Goal of the exercise - Search the listing below for the string "Oscillation" and show each line that contains it.

Excerpted data -

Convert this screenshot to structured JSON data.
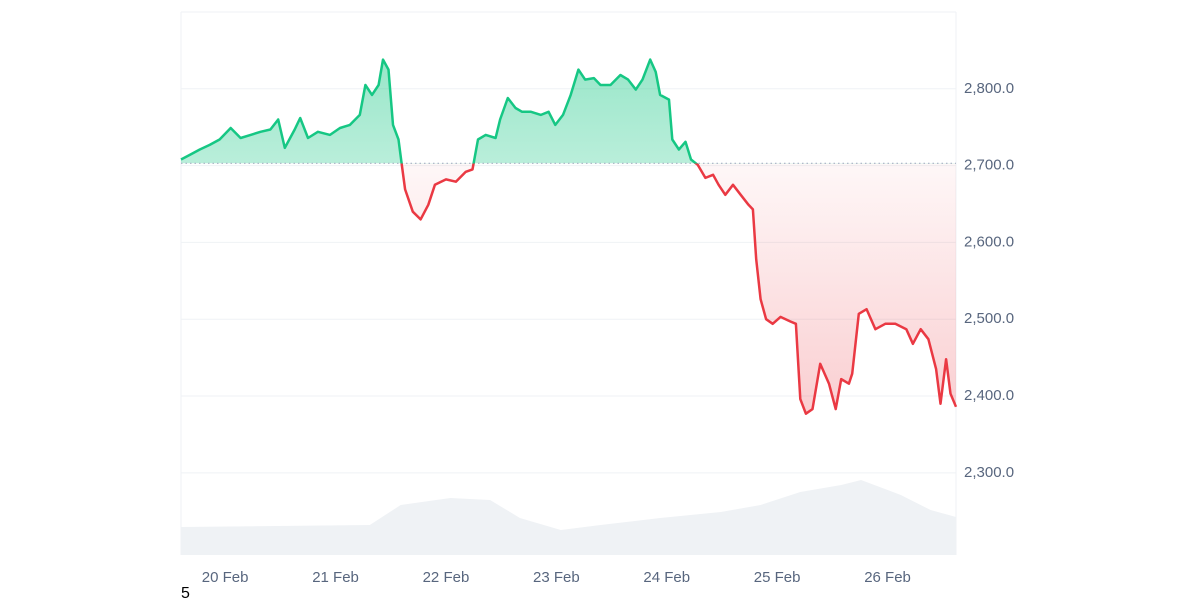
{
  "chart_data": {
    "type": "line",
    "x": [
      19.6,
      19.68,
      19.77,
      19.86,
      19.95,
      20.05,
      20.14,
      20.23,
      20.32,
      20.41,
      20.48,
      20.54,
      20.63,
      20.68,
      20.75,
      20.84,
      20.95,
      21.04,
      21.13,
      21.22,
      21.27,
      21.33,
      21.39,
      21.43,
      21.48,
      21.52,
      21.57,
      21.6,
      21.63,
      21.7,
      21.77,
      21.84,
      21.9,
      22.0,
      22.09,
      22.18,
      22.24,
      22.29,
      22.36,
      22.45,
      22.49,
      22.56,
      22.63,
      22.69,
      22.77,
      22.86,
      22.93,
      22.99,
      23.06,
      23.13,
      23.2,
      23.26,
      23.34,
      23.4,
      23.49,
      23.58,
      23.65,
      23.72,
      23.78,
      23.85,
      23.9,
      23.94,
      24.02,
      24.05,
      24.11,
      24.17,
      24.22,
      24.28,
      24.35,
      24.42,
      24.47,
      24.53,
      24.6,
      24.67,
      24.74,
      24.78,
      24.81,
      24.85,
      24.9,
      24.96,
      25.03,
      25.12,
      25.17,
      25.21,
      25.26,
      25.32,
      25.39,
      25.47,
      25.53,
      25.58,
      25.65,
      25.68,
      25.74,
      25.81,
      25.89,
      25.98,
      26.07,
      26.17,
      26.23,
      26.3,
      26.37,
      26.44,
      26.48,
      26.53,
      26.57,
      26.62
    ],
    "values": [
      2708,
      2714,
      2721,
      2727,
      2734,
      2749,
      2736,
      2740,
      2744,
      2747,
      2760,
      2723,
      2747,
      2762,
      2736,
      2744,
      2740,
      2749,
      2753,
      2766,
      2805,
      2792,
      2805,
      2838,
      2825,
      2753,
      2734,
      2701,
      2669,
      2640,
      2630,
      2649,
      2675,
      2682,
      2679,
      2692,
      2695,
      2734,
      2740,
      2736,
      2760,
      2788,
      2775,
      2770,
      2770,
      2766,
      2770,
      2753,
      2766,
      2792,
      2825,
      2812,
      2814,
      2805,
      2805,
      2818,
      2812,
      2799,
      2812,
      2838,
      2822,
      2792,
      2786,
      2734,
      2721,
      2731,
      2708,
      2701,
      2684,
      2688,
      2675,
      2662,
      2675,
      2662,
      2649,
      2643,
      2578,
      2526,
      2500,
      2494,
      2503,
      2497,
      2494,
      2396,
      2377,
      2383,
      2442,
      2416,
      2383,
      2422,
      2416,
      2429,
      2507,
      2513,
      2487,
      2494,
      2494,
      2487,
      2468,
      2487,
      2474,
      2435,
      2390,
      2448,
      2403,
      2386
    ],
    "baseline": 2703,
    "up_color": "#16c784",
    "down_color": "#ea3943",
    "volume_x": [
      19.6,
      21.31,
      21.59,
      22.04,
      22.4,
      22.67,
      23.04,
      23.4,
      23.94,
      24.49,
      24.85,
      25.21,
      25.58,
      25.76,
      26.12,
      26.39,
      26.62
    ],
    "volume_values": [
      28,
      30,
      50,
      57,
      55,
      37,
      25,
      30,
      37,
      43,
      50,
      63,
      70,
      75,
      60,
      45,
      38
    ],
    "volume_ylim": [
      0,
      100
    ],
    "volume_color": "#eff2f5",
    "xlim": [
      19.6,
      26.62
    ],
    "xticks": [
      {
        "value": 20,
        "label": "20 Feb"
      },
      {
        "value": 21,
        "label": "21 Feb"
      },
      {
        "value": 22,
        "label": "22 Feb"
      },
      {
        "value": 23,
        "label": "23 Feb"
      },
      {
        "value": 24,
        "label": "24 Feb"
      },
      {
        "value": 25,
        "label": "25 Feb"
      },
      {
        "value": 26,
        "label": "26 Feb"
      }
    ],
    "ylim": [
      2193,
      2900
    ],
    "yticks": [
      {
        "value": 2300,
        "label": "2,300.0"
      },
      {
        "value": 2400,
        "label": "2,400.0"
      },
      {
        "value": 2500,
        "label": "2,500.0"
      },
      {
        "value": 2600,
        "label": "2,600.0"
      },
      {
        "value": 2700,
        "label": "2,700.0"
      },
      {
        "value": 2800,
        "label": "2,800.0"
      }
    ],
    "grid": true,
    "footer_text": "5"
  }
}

---

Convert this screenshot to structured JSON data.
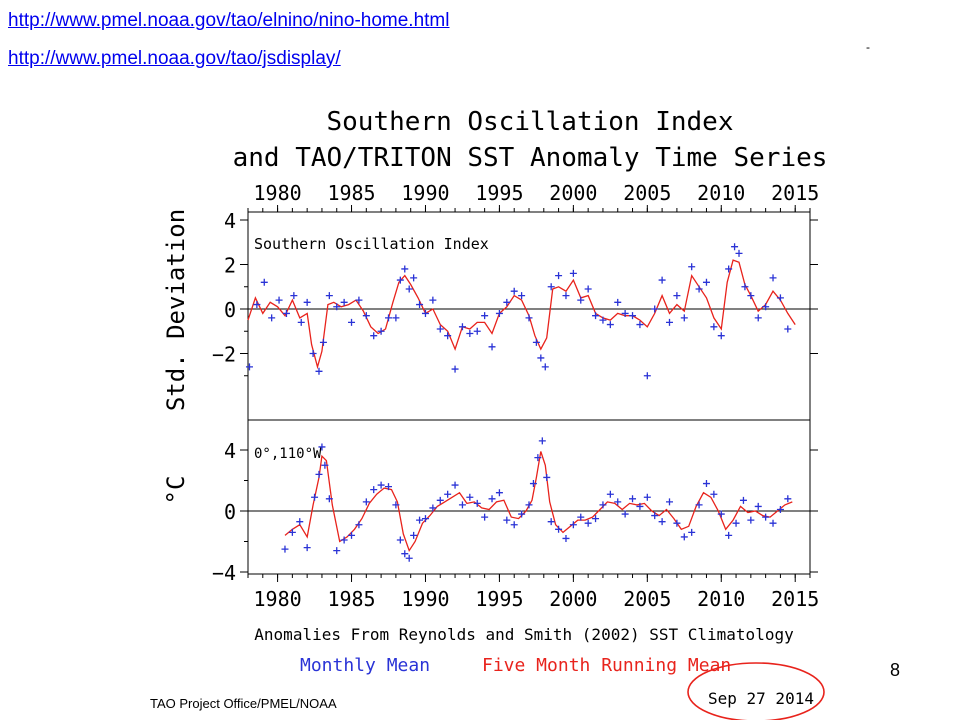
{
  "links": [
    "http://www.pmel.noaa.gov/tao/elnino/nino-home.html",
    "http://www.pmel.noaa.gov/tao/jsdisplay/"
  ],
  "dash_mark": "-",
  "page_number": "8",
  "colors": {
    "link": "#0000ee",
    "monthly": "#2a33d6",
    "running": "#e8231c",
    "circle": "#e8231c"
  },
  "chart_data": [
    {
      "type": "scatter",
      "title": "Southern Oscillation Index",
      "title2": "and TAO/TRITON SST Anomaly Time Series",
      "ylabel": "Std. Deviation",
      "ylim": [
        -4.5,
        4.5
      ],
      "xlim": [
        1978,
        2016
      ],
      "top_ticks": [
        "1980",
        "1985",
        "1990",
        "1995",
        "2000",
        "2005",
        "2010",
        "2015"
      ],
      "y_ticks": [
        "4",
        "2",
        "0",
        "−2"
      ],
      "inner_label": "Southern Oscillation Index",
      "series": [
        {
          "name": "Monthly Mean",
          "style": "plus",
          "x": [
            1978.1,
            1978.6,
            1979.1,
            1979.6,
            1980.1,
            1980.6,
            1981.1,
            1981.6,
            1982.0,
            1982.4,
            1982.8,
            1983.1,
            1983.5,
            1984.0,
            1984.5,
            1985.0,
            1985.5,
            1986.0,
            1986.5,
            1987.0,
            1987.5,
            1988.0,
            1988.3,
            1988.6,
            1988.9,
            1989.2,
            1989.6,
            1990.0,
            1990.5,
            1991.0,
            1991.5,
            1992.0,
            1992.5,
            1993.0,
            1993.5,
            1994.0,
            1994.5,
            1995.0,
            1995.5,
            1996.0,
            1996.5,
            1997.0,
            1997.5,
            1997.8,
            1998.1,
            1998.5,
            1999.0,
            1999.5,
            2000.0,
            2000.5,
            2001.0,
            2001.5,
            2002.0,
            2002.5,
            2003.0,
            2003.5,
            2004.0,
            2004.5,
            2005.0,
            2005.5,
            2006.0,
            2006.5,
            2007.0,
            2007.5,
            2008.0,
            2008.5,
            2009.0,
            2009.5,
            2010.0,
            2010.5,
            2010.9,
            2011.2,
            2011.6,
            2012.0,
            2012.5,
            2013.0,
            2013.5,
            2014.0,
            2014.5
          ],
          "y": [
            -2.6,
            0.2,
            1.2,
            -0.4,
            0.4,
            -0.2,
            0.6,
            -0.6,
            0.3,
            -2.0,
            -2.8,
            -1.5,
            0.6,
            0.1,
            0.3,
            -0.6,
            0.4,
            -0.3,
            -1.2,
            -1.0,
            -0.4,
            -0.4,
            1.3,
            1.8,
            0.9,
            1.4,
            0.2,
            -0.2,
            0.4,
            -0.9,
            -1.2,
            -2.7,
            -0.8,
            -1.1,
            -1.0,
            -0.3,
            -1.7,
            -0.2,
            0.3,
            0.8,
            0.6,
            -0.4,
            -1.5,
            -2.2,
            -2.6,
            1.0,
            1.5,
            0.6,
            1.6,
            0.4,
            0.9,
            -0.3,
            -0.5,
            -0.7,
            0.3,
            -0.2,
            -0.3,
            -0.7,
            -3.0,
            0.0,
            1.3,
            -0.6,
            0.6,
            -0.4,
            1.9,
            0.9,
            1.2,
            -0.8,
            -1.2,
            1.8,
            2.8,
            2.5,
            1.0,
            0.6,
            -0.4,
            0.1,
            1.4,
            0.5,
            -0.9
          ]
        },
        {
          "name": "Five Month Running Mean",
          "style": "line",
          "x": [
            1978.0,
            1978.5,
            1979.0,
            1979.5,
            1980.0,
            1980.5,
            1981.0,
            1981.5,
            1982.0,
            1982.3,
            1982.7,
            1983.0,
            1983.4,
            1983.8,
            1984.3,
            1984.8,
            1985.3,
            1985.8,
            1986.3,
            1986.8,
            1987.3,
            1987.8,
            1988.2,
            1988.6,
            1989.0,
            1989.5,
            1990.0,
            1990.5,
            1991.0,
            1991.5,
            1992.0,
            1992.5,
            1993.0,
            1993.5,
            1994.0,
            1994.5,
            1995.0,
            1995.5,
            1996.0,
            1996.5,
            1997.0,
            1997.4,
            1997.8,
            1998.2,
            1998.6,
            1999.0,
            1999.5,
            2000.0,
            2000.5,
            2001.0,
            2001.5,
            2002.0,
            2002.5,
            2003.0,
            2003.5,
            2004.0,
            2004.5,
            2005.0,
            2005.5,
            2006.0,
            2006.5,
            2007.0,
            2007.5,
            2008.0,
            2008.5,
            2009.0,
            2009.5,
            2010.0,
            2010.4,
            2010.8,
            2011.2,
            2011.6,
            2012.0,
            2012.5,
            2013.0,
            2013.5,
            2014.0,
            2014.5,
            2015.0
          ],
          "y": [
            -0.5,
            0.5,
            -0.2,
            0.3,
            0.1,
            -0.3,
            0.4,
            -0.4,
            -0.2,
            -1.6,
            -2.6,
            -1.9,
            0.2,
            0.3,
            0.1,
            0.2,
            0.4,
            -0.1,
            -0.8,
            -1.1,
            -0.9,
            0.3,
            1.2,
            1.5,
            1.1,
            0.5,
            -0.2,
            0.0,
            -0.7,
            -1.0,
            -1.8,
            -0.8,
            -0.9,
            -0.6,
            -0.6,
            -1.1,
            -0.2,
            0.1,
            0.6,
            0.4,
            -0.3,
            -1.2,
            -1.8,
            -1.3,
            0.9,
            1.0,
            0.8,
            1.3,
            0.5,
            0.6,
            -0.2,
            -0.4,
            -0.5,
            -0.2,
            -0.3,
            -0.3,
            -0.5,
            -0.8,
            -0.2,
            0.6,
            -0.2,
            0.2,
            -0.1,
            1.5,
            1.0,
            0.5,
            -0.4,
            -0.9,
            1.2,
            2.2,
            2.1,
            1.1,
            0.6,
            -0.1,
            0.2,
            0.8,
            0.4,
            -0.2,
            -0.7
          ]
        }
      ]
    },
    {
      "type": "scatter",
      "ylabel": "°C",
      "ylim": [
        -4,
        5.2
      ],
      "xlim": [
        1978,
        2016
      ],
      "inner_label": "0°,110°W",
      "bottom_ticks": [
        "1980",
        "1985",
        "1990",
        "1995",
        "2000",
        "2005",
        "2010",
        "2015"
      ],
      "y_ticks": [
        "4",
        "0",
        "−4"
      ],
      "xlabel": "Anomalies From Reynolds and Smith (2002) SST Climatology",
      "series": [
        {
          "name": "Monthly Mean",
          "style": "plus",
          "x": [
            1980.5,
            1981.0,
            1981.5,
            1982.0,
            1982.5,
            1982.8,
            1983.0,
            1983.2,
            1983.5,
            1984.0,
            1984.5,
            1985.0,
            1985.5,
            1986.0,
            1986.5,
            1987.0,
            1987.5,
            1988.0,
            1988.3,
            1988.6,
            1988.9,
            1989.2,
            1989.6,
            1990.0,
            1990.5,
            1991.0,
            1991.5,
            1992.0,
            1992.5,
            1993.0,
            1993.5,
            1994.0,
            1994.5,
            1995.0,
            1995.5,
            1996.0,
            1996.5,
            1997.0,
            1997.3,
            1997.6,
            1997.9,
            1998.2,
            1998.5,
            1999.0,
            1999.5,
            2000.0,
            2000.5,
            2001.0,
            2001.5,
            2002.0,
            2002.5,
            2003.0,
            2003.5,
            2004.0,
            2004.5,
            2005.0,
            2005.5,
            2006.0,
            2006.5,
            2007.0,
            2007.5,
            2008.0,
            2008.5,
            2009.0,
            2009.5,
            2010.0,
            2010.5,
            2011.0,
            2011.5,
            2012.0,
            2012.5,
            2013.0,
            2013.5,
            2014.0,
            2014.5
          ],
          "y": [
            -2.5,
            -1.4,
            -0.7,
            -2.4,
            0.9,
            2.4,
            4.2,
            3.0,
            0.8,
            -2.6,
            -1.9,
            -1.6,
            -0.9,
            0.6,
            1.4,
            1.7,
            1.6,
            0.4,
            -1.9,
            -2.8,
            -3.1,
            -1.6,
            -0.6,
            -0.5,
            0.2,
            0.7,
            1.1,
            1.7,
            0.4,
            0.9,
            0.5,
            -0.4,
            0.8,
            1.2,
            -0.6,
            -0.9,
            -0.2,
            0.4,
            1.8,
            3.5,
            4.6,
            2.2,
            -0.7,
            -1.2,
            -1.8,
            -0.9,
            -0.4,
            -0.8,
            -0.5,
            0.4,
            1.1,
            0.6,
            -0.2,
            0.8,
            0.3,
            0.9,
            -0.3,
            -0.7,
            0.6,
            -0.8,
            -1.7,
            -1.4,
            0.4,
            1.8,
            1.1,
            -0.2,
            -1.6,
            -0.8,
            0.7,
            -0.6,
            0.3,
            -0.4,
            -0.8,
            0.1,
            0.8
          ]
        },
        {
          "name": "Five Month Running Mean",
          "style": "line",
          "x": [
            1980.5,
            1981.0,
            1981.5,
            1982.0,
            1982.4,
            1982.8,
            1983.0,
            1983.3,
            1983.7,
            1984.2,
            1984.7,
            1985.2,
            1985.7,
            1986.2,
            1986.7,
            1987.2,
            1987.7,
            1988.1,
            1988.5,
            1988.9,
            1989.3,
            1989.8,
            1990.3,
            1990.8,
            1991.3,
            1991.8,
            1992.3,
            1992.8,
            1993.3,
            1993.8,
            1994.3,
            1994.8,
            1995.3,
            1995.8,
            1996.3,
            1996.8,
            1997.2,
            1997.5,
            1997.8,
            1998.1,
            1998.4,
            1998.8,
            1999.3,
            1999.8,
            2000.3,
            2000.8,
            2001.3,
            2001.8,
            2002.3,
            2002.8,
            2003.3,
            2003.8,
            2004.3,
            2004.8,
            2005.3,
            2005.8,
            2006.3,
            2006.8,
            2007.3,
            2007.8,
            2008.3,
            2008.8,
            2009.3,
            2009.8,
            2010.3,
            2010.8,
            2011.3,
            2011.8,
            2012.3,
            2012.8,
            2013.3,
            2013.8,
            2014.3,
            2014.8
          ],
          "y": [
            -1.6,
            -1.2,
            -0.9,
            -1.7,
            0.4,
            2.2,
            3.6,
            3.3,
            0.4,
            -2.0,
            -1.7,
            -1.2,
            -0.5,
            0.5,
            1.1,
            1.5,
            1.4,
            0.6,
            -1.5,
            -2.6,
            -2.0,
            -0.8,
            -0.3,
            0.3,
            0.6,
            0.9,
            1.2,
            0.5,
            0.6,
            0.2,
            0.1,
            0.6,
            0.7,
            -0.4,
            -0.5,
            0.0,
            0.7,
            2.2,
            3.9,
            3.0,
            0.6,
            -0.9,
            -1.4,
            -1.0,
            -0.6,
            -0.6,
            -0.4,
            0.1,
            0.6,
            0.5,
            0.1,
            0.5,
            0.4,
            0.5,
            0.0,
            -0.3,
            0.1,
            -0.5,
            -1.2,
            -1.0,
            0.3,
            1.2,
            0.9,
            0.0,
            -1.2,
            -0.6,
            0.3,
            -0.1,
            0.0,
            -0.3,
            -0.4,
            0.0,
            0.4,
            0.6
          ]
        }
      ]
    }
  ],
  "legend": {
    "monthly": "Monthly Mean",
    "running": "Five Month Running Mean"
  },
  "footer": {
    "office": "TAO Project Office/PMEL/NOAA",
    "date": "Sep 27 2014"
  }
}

==

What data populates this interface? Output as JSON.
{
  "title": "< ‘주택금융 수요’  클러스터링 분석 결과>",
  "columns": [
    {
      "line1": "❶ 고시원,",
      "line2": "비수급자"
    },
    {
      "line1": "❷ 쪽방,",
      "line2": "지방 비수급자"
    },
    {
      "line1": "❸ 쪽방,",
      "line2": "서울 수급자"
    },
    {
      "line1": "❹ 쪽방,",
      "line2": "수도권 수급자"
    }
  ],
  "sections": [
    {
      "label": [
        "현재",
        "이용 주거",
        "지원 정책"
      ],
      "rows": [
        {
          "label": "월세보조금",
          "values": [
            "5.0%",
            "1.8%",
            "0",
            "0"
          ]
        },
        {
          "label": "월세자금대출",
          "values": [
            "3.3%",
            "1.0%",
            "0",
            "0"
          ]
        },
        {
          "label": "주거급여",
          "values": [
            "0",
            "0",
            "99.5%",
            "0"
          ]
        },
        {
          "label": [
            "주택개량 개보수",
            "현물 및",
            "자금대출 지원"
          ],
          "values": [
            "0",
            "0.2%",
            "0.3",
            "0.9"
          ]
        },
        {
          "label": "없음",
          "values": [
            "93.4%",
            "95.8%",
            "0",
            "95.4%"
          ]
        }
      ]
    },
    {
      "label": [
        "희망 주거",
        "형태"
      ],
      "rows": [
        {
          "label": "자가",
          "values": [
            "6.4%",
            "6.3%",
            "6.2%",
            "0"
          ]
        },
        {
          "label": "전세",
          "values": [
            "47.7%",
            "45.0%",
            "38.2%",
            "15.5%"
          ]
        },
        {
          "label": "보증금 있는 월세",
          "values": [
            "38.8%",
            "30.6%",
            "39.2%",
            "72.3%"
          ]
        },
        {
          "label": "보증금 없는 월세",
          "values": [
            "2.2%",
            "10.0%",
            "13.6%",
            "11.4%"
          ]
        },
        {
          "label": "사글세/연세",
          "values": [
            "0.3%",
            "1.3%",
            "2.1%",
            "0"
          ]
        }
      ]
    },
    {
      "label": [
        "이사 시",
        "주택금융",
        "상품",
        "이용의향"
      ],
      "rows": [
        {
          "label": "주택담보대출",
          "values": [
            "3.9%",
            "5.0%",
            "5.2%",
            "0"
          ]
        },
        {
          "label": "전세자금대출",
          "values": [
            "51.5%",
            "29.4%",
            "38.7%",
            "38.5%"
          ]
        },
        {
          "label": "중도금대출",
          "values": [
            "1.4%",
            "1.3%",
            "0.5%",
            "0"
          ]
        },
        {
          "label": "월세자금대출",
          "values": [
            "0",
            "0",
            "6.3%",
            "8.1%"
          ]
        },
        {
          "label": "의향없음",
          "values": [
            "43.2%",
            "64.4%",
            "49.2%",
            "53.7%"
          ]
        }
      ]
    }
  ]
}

Answer to the problem -
      "title": "Southern Oscillation Index",
      "inner_label": "Southern Oscillation Index",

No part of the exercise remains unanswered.